Objective: Are you able to retype all the records below exactly?

Entries supplied:

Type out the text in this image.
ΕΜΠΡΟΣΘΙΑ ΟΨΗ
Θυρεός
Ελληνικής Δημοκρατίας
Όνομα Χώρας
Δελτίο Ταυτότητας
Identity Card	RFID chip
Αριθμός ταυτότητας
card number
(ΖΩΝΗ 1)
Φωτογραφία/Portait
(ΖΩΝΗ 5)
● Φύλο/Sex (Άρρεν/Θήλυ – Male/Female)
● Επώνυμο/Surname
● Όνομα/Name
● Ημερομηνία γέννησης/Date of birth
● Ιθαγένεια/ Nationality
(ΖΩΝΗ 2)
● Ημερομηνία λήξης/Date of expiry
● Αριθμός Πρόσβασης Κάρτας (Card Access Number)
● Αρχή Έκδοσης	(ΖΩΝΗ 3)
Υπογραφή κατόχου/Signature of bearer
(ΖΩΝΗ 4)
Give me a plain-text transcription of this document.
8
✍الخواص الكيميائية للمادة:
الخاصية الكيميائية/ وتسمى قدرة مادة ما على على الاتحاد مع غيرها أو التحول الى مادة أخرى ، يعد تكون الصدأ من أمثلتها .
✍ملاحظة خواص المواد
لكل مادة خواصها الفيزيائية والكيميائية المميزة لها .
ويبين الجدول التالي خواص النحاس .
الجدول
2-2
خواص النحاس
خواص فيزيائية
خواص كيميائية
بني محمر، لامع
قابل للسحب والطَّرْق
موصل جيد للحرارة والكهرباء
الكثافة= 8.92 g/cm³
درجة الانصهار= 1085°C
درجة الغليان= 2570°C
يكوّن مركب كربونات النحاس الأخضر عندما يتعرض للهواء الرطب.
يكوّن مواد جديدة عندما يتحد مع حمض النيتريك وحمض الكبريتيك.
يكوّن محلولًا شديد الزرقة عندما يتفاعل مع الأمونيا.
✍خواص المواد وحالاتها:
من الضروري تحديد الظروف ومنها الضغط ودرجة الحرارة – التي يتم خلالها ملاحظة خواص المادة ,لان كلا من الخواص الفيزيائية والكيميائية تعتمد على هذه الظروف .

Final result:
Type out the text in this image.
ΕΜΠΡΟΣΘΙΑ ΟΨΗ
Θυρεός
Ελληνικής Δημοκρατίας
Όνομα Χώρας
Δελτίο Ταυτότητας
Identity Card	RFID chip
Αριθμός ταυτότητας
card number
(ΖΩΝΗ 1)
Φωτογραφία/Portait
(ΖΩΝΗ 5)
● Φύλο/Sex (Άρρεν/Θήλυ – Male/Female)
● Επώνυμο/Surname
● Όνομα/Name
● Ημερομηνία γέννησης/Date of birth
● Ιθαγένεια/ Nationality
(ΖΩΝΗ 2)
● Ημερομηνία λήξης/Date of expiry
● Αριθμός Πρόσβασης Κάρτας (Card Access Number)
● Αρχή Έκδοσης	(ΖΩΝΗ 3)
Υπογραφή κατόχου/Signature of bearer
(ΖΩΝΗ 4)
Give me a plain-text transcription of this document.
8
✍الخواص الكيميائية للمادة:
الخاصية الكيميائية/ وتسمى قدرة مادة ما على على الاتحاد مع غيرها أو التحول الى مادة أخرى ، يعد تكون الصدأ من أمثلتها .
✍ملاحظة خواص المواد
لكل مادة خواصها الفيزيائية والكيميائية المميزة لها .
ويبين الجدول التالي خواص النحاس .
الجدول
2-2
خواص النحاس
خواص فيزيائية
خواص كيميائية
بني محمر، لامع
قابل للسحب والطَّرْق
موصل جيد للحرارة والكهرباء
الكثافة= 8.92 g/cm³
درجة الانصهار= 1085°C
درجة الغليان= 2570°C
يكوّن مركب كربونات النحاس الأخضر عندما يتعرض للهواء الرطب.
يكوّن مواد جديدة عندما يتحد مع حمض النيتريك وحمض الكبريتيك.
يكوّن محلولًا شديد الزرقة عندما يتفاعل مع الأمونيا.
✍خواص المواد وحالاتها:
من الضروري تحديد الظروف ومنها الضغط ودرجة الحرارة – التي يتم خلالها ملاحظة خواص المادة ,لان كلا من الخواص الفيزيائية والكيميائية تعتمد على هذه الظروف .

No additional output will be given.